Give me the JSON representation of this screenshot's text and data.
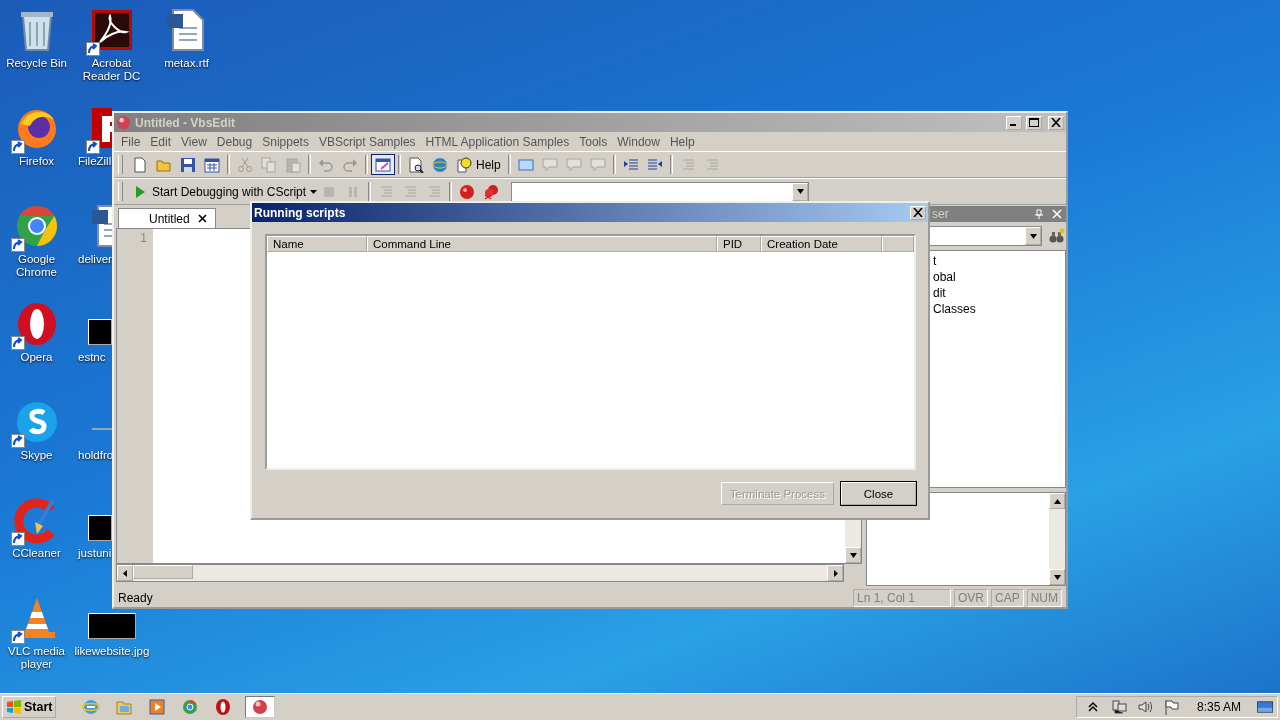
{
  "desktop": {
    "columns": [
      [
        {
          "label": "Recycle Bin",
          "kind": "bin",
          "shortcut": false,
          "cut_off": false
        },
        {
          "label": "Firefox",
          "kind": "fox",
          "shortcut": true,
          "cut_off": false
        },
        {
          "label": "Google Chrome",
          "kind": "chrome",
          "shortcut": true,
          "cut_off": false
        },
        {
          "label": "Opera",
          "kind": "opera",
          "shortcut": true,
          "cut_off": false
        },
        {
          "label": "Skype",
          "kind": "skype",
          "shortcut": true,
          "cut_off": false
        },
        {
          "label": "CCleaner",
          "kind": "cleaner",
          "shortcut": true,
          "cut_off": false
        },
        {
          "label": "VLC media player",
          "kind": "cone",
          "shortcut": true,
          "cut_off": false
        }
      ],
      [
        {
          "label": "Acrobat Reader DC",
          "kind": "pdf",
          "shortcut": true,
          "cut_off": false
        },
        {
          "label": "FileZill",
          "kind": "filezilla",
          "shortcut": true,
          "cut_off": true
        },
        {
          "label": "deliver",
          "kind": "doc",
          "shortcut": false,
          "cut_off": true
        },
        {
          "label": "estnc",
          "kind": "image",
          "shortcut": false,
          "cut_off": true
        },
        {
          "label": "holdfro",
          "kind": "blank",
          "shortcut": false,
          "cut_off": true
        },
        {
          "label": "justuni",
          "kind": "image",
          "shortcut": false,
          "cut_off": true
        },
        {
          "label": "likewebsite.jpg",
          "kind": "image",
          "shortcut": false,
          "cut_off": false
        }
      ],
      [
        {
          "label": "metax.rtf",
          "kind": "doc",
          "shortcut": false,
          "cut_off": false
        }
      ]
    ]
  },
  "window": {
    "title": "Untitled - VbsEdit",
    "active": false,
    "menu": [
      "File",
      "Edit",
      "View",
      "Debug",
      "Snippets",
      "VBScript Samples",
      "HTML Application Samples",
      "Tools",
      "Window",
      "Help"
    ],
    "toolbar": [
      {
        "kind": "new",
        "disabled": false,
        "pressed": false
      },
      {
        "kind": "open",
        "disabled": false,
        "pressed": false
      },
      {
        "kind": "save",
        "disabled": false,
        "pressed": false
      },
      {
        "kind": "saveall",
        "disabled": false,
        "pressed": false
      },
      {
        "kind": "sep"
      },
      {
        "kind": "cut",
        "disabled": true,
        "pressed": false
      },
      {
        "kind": "copy",
        "disabled": true,
        "pressed": false
      },
      {
        "kind": "paste",
        "disabled": true,
        "pressed": false
      },
      {
        "kind": "sep"
      },
      {
        "kind": "undo",
        "disabled": true,
        "pressed": false
      },
      {
        "kind": "redo",
        "disabled": true,
        "pressed": false
      },
      {
        "kind": "sep"
      },
      {
        "kind": "panel",
        "disabled": false,
        "pressed": true
      },
      {
        "kind": "sep"
      },
      {
        "kind": "preview",
        "disabled": false,
        "pressed": false
      },
      {
        "kind": "globe",
        "disabled": false,
        "pressed": false
      },
      {
        "kind": "help",
        "label": "Help",
        "disabled": false,
        "pressed": false
      },
      {
        "kind": "sep"
      },
      {
        "kind": "rect",
        "disabled": false,
        "pressed": false
      },
      {
        "kind": "bubble",
        "disabled": true,
        "pressed": false
      },
      {
        "kind": "bubble",
        "disabled": true,
        "pressed": false
      },
      {
        "kind": "bubble",
        "disabled": true,
        "pressed": false
      },
      {
        "kind": "sep"
      },
      {
        "kind": "indent",
        "disabled": false,
        "pressed": false
      },
      {
        "kind": "outdent",
        "disabled": false,
        "pressed": false
      },
      {
        "kind": "sep"
      },
      {
        "kind": "lines",
        "disabled": true,
        "pressed": false
      },
      {
        "kind": "lines",
        "disabled": true,
        "pressed": false
      }
    ],
    "debug_toolbar": [
      {
        "kind": "run",
        "label": "Start Debugging with CScript",
        "disabled": false,
        "pressed": false
      },
      {
        "kind": "stop",
        "disabled": true,
        "pressed": false
      },
      {
        "kind": "pause",
        "disabled": true,
        "pressed": false
      },
      {
        "kind": "sep"
      },
      {
        "kind": "lines",
        "disabled": true,
        "pressed": false
      },
      {
        "kind": "lines",
        "disabled": true,
        "pressed": false
      },
      {
        "kind": "lines",
        "disabled": true,
        "pressed": false
      },
      {
        "kind": "sep"
      },
      {
        "kind": "breakpoint",
        "disabled": false,
        "pressed": false
      },
      {
        "kind": "clearbp",
        "disabled": false,
        "pressed": false
      }
    ],
    "tabs": [
      {
        "label": "Untitled",
        "selected": true
      }
    ],
    "line_numbers": [
      "1"
    ],
    "side_panel": {
      "title": "ser",
      "tree": [
        "t",
        "obal",
        "dit",
        "Classes"
      ]
    },
    "status_bar": {
      "message": "Ready",
      "panes": [
        {
          "text": "Ln 1, Col 1",
          "on": false
        },
        {
          "text": "OVR",
          "on": false
        },
        {
          "text": "CAP",
          "on": false
        },
        {
          "text": "NUM",
          "on": false
        }
      ]
    }
  },
  "dialog": {
    "title": "Running scripts",
    "columns": [
      "Name",
      "Command Line",
      "PID",
      "Creation Date"
    ],
    "buttons": [
      {
        "label": "Terminate Process",
        "disabled": true
      },
      {
        "label": "Close",
        "disabled": false
      }
    ]
  },
  "taskbar": {
    "start": "Start",
    "items": [
      {
        "kind": "ie",
        "active": false
      },
      {
        "kind": "folder",
        "active": false
      },
      {
        "kind": "player",
        "active": false
      },
      {
        "kind": "chrome",
        "active": false
      },
      {
        "kind": "opera",
        "active": false
      },
      {
        "kind": "ball",
        "active": true
      }
    ],
    "clock": "8:35 AM"
  }
}
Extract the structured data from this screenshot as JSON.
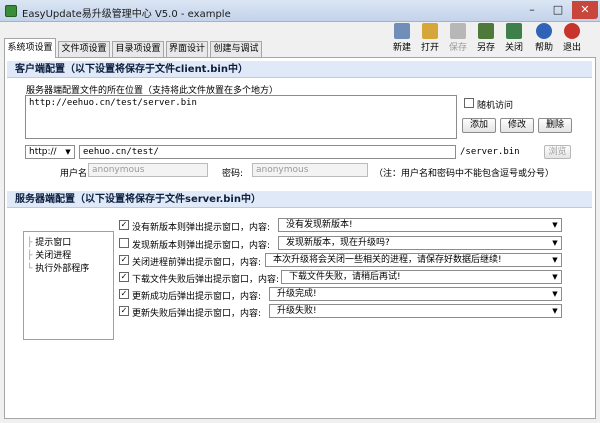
{
  "window": {
    "title": "EasyUpdate易升级管理中心 V5.0 - example",
    "min": "–",
    "max": "□",
    "close": "✕"
  },
  "tabs": [
    {
      "label": "系统项设置",
      "active": true
    },
    {
      "label": "文件项设置"
    },
    {
      "label": "目录项设置"
    },
    {
      "label": "界面设计"
    },
    {
      "label": "创建与调试"
    }
  ],
  "toolbar": [
    {
      "label": "新建",
      "icon": "new-file-icon",
      "color": "#6f8fb8"
    },
    {
      "label": "打开",
      "icon": "open-folder-icon",
      "color": "#d6a63a"
    },
    {
      "label": "保存",
      "icon": "save-icon",
      "color": "#b7b7b7",
      "disabled": true
    },
    {
      "label": "另存",
      "icon": "save-as-icon",
      "color": "#4d7a3a"
    },
    {
      "label": "关闭",
      "icon": "close-file-icon",
      "color": "#3f7f4a"
    },
    {
      "label": "帮助",
      "icon": "help-icon",
      "color": "#2f63b8"
    },
    {
      "label": "退出",
      "icon": "exit-icon",
      "color": "#c8332e"
    }
  ],
  "client": {
    "heading": "客户端配置（以下设置将保存于文件client.bin中）",
    "url_list_label": "服务器端配置文件的所在位置（支持将此文件放置在多个地方）",
    "url_list_items": [
      "http://eehuo.cn/test/server.bin"
    ],
    "random_label": "随机访问",
    "add": "添加",
    "modify": "修改",
    "delete": "删除",
    "protocol": "http://",
    "host": "eehuo.cn/test/",
    "suffix": "/server.bin",
    "browse": "浏览",
    "user_label": "用户名:",
    "user_value": "anonymous",
    "pass_label": "密码:",
    "pass_value": "anonymous",
    "note": "（注：用户名和密码中不能包含逗号或分号）"
  },
  "server": {
    "heading": "服务器端配置（以下设置将保存于文件server.bin中）",
    "tree": [
      "提示窗口",
      "关闭进程",
      "执行外部程序"
    ],
    "rows": [
      {
        "label": "没有新版本则弹出提示窗口，内容:",
        "checked": true,
        "value": "没有发现新版本!"
      },
      {
        "label": "发现新版本则弹出提示窗口，内容:",
        "checked": false,
        "value": "发现新版本，现在升级吗?"
      },
      {
        "label": "关闭进程前弹出提示窗口，内容:",
        "checked": true,
        "value": "本次升级将会关闭一些相关的进程，请保存好数据后继续!"
      },
      {
        "label": "下载文件失败后弹出提示窗口，内容:",
        "checked": true,
        "value": "下载文件失败，请稍后再试!"
      },
      {
        "label": "更新成功后弹出提示窗口，内容:",
        "checked": true,
        "value": "升级完成!"
      },
      {
        "label": "更新失败后弹出提示窗口，内容:",
        "checked": true,
        "value": "升级失败!"
      }
    ]
  }
}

- **Challenge**
Choose all lines containing the string "data" and copy them out.

- **Written solution**
Give me the JSON representation of this screenshot's text and data.
Extract the structured data from this screenshot as JSON.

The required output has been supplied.